» **DESCRIPTION OF THE TASK**: Return all lines with the word "style" in them.

[Dataset rows]
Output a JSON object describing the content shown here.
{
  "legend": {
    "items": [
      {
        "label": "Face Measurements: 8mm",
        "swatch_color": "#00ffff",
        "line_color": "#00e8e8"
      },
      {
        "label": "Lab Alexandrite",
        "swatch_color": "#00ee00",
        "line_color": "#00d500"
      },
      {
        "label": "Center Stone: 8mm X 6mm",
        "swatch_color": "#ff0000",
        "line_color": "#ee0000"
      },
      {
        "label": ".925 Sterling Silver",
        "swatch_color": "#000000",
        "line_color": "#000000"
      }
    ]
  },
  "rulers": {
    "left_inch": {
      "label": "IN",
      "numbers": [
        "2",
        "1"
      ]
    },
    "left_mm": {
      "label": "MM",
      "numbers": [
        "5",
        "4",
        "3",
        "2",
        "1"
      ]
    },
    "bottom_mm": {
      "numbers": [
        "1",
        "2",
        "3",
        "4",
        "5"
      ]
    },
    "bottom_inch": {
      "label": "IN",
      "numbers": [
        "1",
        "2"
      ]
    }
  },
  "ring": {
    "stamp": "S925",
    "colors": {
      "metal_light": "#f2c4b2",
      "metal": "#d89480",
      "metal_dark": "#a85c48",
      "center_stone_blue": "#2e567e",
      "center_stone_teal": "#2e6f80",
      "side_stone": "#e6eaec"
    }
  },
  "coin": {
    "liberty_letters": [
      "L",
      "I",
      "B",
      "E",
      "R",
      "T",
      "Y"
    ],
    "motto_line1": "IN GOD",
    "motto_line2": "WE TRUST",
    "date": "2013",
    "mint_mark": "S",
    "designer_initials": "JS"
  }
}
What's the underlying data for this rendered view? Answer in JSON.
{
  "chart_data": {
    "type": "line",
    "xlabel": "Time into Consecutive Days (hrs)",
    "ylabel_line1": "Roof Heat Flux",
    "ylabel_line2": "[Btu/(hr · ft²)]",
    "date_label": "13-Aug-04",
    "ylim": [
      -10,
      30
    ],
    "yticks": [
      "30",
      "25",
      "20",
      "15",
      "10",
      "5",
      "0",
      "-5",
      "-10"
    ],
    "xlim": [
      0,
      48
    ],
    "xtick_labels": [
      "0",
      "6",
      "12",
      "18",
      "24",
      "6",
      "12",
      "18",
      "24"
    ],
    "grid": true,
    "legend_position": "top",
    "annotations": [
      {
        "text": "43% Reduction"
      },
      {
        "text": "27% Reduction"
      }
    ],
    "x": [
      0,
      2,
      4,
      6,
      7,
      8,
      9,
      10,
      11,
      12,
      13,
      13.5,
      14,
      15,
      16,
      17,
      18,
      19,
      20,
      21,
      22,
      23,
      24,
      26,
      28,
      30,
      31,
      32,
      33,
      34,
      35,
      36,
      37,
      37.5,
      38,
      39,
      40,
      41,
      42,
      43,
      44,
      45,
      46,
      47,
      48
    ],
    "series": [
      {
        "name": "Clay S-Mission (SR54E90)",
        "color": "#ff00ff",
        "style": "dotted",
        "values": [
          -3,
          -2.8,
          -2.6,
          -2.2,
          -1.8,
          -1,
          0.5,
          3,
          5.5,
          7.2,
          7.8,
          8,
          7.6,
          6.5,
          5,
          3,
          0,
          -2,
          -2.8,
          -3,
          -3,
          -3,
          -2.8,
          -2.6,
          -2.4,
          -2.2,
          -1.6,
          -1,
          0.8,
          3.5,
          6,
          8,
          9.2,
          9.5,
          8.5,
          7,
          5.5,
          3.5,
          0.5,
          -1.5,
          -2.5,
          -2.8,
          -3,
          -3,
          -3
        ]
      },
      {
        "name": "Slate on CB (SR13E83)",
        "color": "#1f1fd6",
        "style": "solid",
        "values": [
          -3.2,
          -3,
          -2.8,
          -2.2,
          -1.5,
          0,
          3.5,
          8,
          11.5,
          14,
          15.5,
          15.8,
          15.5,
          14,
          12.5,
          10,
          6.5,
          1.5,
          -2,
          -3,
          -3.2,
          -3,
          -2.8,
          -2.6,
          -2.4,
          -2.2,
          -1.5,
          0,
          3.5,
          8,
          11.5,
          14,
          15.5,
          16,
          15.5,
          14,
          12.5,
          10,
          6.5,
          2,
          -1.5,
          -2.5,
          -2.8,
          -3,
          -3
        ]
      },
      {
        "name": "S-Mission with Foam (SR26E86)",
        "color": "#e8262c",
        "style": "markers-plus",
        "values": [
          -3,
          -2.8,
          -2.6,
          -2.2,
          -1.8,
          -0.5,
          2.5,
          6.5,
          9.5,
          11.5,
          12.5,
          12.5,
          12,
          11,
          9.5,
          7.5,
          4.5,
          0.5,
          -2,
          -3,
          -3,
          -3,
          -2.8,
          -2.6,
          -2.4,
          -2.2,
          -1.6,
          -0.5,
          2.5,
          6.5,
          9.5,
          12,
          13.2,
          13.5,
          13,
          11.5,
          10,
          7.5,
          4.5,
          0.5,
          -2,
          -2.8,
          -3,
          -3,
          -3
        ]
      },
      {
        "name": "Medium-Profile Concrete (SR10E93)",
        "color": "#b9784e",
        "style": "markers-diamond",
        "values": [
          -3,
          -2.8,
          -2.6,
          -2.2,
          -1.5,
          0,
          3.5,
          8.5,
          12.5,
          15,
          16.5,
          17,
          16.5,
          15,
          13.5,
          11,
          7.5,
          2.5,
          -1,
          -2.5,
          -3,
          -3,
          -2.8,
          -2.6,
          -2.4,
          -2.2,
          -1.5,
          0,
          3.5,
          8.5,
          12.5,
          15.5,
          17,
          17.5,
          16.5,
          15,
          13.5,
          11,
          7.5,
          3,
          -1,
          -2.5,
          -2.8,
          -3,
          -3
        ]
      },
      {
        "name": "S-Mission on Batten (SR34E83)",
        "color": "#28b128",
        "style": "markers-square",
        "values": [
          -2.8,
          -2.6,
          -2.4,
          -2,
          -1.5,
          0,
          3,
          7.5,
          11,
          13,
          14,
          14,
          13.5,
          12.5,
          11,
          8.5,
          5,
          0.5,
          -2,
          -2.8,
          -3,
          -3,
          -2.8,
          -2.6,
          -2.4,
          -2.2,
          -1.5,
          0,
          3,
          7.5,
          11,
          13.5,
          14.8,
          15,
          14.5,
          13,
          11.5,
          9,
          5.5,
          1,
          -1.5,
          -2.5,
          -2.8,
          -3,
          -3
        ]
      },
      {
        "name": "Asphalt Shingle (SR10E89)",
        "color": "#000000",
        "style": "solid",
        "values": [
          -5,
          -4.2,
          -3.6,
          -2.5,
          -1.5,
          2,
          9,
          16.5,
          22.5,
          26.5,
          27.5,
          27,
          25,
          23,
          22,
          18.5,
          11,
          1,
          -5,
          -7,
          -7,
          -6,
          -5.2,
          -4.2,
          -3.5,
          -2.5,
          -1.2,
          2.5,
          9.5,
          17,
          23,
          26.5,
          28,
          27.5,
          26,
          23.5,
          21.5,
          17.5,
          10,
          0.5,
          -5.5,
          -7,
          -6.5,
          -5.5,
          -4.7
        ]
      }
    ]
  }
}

» **ANSWER IN FULL**:
        "style": "dotted",
        "style": "solid",
        "style": "markers-plus",
        "style": "markers-diamond",
        "style": "markers-square",
        "style": "solid",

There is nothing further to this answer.